- _REQUIRED TASK_:
Return all lines where the word "Хоакин" can be found.

- _RECORDS SUPPLIED_:
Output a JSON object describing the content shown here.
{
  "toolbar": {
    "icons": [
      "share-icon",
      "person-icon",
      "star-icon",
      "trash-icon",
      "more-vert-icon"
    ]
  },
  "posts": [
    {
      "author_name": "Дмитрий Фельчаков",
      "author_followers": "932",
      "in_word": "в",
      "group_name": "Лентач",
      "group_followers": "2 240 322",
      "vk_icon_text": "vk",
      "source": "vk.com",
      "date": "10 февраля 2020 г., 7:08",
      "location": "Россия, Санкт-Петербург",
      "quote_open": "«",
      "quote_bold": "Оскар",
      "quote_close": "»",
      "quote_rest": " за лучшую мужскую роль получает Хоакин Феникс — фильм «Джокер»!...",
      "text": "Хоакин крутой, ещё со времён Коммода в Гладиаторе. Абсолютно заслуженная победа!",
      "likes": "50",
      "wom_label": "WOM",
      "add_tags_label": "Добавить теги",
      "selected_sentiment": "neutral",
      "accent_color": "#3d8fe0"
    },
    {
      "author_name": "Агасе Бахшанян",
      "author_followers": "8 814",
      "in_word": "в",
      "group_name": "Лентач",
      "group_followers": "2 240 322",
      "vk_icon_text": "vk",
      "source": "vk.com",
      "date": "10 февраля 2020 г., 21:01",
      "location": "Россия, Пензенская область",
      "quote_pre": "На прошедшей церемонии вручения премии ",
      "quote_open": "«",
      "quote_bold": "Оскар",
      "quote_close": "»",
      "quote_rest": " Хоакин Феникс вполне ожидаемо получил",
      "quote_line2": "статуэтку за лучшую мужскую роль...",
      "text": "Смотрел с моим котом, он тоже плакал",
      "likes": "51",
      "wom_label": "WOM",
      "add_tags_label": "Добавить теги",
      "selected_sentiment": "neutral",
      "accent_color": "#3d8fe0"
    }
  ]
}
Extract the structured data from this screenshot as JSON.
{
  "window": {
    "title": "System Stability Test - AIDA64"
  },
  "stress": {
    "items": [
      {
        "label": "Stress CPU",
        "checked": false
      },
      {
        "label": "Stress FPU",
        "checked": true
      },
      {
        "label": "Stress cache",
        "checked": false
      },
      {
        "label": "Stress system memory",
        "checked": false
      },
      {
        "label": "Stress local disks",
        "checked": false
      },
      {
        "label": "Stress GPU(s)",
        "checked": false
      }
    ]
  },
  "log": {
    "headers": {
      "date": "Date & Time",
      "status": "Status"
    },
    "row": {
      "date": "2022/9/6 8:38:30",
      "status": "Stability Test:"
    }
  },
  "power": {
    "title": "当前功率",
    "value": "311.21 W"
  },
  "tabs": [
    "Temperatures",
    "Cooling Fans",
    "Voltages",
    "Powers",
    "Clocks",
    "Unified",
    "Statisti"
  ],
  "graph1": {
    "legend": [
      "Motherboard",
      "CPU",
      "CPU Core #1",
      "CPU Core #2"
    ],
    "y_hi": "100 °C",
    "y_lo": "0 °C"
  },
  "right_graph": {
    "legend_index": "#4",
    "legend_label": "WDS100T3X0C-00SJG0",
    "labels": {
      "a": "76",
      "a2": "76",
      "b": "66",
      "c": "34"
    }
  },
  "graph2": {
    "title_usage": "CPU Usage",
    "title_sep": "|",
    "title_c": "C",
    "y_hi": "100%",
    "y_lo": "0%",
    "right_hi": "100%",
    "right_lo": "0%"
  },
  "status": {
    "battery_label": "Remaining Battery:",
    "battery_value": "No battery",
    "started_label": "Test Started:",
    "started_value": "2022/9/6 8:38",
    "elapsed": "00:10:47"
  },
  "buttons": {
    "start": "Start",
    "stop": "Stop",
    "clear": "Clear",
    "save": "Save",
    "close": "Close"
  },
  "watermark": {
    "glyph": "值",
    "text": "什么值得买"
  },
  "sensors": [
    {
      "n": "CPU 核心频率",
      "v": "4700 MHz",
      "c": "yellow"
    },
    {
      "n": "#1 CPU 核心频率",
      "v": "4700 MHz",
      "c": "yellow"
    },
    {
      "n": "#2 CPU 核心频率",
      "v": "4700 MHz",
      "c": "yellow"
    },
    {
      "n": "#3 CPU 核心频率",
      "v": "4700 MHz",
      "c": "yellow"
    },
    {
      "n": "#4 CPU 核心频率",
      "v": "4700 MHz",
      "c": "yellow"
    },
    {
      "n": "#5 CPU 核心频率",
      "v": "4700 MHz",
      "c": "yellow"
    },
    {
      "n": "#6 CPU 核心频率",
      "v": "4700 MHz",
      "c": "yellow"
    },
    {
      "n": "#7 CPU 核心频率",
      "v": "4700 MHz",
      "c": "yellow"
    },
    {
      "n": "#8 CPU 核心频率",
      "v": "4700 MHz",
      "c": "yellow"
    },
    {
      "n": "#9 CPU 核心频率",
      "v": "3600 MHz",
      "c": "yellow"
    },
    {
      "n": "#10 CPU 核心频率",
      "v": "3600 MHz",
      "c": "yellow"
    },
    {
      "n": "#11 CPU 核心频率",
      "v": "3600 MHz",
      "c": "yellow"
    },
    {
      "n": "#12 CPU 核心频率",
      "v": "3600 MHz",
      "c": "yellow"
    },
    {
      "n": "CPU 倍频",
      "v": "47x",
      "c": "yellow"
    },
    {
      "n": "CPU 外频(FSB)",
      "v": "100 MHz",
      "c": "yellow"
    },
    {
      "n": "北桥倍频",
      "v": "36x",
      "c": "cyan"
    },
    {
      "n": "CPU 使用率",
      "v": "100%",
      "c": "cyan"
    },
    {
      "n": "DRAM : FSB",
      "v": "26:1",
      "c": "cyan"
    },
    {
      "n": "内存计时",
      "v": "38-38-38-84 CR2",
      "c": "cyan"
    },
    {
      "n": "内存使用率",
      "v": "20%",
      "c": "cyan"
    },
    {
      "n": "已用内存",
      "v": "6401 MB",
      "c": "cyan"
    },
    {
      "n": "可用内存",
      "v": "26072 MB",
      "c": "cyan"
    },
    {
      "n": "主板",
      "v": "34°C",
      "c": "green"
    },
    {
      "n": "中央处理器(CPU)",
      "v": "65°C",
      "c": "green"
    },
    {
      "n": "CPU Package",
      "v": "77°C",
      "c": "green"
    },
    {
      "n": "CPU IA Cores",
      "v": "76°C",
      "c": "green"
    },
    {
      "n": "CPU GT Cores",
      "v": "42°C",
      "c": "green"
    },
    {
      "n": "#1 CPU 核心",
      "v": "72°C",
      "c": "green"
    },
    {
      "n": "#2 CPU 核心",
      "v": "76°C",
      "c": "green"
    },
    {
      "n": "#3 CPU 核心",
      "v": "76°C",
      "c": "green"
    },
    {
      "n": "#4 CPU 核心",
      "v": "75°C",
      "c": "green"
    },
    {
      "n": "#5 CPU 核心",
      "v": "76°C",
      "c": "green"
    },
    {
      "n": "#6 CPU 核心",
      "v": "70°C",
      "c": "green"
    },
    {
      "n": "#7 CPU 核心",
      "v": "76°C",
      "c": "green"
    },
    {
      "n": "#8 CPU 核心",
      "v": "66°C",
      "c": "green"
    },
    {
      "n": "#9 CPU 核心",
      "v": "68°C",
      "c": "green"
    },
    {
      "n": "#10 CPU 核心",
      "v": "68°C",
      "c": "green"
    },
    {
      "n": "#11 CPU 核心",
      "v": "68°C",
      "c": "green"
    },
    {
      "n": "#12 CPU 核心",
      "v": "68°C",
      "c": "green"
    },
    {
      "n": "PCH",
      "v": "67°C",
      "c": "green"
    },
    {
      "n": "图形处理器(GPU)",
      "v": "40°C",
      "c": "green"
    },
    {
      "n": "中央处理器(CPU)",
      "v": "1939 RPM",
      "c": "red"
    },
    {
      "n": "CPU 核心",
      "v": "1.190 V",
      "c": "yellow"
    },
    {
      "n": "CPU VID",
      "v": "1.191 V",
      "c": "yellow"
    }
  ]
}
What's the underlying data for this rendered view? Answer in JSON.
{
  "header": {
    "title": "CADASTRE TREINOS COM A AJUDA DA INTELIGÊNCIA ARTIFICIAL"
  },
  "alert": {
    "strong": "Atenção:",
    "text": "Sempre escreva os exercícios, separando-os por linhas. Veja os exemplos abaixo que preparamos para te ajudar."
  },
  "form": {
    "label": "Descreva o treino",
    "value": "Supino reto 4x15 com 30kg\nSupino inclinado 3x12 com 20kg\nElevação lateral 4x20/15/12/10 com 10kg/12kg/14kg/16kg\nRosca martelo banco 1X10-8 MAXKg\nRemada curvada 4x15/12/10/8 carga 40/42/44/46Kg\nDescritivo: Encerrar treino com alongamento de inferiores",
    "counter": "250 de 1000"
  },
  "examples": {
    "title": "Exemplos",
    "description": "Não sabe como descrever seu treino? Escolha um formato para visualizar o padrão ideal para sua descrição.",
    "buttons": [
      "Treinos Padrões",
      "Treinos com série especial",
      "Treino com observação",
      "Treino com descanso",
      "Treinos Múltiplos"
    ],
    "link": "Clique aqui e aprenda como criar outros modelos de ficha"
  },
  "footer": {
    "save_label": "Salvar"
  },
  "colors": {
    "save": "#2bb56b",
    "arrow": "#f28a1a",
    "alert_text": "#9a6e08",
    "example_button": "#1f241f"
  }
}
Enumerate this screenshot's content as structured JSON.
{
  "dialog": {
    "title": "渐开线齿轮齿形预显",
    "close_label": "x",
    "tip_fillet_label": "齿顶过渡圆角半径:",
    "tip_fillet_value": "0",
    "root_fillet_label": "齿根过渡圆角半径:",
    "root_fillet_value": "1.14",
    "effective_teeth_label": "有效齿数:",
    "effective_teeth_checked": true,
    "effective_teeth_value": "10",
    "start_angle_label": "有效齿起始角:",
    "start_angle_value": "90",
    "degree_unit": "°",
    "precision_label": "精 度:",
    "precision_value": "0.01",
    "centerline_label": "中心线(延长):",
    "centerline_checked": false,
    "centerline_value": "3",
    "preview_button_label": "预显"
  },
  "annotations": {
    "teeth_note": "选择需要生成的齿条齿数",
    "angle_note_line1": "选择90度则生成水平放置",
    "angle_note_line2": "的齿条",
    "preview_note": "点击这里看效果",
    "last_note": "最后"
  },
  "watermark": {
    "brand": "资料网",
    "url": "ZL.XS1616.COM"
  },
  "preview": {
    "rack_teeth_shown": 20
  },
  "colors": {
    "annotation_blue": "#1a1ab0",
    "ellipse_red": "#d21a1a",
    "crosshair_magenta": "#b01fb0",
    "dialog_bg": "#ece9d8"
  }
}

- _REPLY TO THE EXERCISE_:
      "quote_rest": " за лучшую мужскую роль получает Хоакин Феникс — фильм «Джокер»!...",
      "text": "Хоакин крутой, ещё со времён Коммода в Гладиаторе. Абсолютно заслуженная победа!",
      "quote_rest": " Хоакин Феникс вполне ожидаемо получил",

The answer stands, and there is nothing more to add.